> [SELECTION]
● ● ●
Hurricane Katrina approaches New Orleans


clean-up kits are loaded by volunteers at the LaPlace distribution site


a resident of St Bernard’s Parish, New Orleans, tries to salvage some belongings


families arrive for assistance at the disaster drive-thru, LaPlace



Major Joseph Wheeler and volunteer helper Gail Gaylezorad at LaPlace


a resident of St Bernard’s Parish, New Orleans, returns home for the first time since the hurricane struck

MY appointment takes me to many disaster-hit areas around the world. The sense of horror that I felt on initial visits has waned and, sadly, the things I see now I have usually seen many times before.
● ● ●
> [RECORDED DATA]
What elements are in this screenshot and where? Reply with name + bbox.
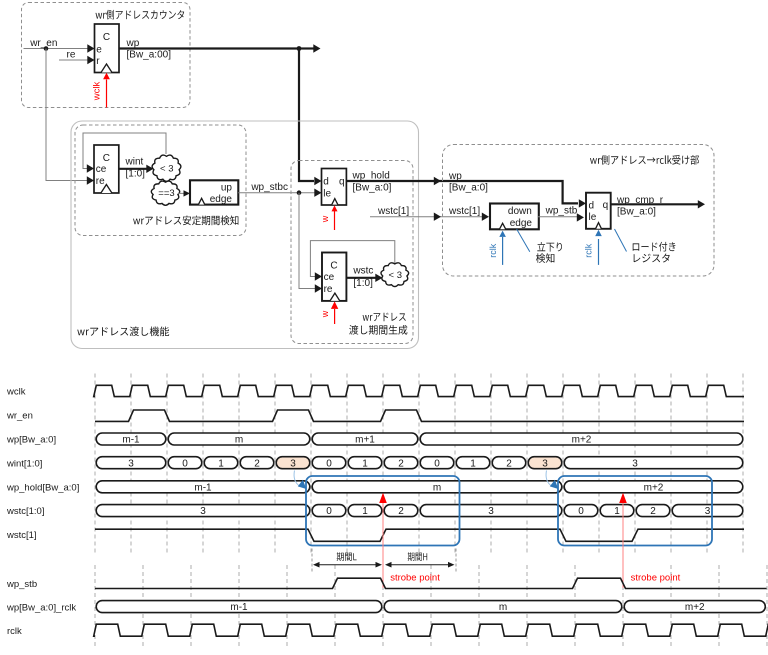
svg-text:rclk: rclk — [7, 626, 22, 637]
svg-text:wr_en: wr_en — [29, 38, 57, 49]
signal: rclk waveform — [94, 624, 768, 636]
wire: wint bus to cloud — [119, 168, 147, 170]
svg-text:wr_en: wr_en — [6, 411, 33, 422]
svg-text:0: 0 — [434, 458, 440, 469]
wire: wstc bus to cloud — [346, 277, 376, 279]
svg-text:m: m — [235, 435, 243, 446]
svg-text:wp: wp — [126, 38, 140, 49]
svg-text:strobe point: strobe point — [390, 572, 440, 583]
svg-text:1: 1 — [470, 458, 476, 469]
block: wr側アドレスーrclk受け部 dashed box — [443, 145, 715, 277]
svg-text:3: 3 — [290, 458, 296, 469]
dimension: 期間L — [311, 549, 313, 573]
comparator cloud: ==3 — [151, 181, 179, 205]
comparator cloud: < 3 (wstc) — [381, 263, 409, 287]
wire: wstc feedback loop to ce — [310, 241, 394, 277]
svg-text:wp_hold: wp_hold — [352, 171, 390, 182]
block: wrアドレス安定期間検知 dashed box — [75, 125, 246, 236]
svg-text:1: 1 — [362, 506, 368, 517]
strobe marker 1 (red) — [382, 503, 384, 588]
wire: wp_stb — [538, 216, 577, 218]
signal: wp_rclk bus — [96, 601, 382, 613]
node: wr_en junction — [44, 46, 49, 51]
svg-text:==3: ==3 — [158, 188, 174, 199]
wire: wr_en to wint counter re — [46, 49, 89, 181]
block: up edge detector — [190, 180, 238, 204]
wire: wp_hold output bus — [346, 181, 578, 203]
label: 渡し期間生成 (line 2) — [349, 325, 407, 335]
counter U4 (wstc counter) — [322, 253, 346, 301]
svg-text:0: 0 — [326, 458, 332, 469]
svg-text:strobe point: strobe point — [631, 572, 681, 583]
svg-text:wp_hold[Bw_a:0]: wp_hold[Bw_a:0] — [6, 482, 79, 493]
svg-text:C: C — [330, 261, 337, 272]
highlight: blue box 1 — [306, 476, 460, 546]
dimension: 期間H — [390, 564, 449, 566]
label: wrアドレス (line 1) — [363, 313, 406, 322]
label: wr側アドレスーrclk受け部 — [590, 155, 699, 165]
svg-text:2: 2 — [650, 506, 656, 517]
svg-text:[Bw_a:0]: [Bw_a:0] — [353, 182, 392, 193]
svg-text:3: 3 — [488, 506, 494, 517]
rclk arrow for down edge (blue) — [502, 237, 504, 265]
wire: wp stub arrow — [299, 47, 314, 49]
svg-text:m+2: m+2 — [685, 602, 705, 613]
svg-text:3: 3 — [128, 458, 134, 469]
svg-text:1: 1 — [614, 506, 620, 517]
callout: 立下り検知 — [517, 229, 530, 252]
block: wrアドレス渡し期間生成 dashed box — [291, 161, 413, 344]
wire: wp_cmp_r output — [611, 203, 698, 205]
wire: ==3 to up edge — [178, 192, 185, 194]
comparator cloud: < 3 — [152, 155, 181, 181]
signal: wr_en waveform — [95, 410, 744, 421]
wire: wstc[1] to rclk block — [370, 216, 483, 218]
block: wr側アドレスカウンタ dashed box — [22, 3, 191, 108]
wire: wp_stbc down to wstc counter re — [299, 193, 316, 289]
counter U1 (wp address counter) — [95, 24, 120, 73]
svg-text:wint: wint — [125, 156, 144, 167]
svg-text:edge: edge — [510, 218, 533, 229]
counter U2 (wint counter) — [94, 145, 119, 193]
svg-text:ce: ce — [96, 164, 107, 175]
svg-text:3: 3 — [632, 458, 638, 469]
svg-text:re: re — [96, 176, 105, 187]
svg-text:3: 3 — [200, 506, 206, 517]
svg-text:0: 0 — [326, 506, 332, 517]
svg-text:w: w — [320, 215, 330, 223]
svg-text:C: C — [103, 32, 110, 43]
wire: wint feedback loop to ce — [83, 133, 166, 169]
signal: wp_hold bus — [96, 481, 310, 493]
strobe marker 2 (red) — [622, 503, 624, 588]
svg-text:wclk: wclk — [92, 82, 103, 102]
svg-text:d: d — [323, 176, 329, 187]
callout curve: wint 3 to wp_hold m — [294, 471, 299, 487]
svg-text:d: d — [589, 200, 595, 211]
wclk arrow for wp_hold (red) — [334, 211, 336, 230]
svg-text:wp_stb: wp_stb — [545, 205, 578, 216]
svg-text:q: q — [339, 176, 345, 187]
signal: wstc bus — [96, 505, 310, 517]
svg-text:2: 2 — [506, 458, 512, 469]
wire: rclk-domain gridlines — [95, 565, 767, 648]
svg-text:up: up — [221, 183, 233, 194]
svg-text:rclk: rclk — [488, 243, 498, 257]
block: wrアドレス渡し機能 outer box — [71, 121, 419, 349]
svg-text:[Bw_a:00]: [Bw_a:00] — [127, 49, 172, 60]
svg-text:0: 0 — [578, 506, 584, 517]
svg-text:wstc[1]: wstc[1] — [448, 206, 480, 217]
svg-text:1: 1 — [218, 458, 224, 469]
● ● ●
> [WRITTEN REQUEST A] Give again the part of the Hurricane Katrina text that begins at the words "a resident of St Bernard’s Parish, New Orleans, returns" and stops after the words "many times before.".
> [WRITTEN REQUEST B] In the Hurricane Katrina text, why has the writer usually seen the things they see now many times before? Answer in one to three sentences.
> [WRITTEN REQUEST C] Go on with the Hurricane Katrina text from the point where it stops.

> [EXERCISE OUTPUT A]
a resident of St Bernard’s Parish, New Orleans, returns home for the first time since the hurricane struck

MY appointment takes me to many disaster-hit areas around the world. The sense of horror that I felt on initial visits has waned and, sadly, the things I see now I have usually seen many times before.

> [EXERCISE OUTPUT B] The writer's appointment takes them to many disaster-hit areas around the world. Because of these repeated visits, the sights are seldom new to them.

> [EXERCISE OUTPUT C]
My recent visit to America’s Gulf Coast brought a jolt back to reality. The United States of America is a huge country and the oft-repeated joke is that everything is bigger there. When Hurricane Katrina made landfall on 29 August 2005 it hit with devastating force, with sustained winds of 145 miles per hour. If this wasn’t either big enough or bad enough, less than four weeks later more than a million people had to get out of the way as Hurricane Rita approached the same coastline.

Rita’s centre slammed into the extreme south-west coast of Louisiana near Sabine Pass, Texas, with winds of 120 mph. I saw the immediate aftermath and as I drove through one devastated community after another I found myself quietly chanting the phrase, ‘I don’t believe it!’ as one eye-opening scene led to another.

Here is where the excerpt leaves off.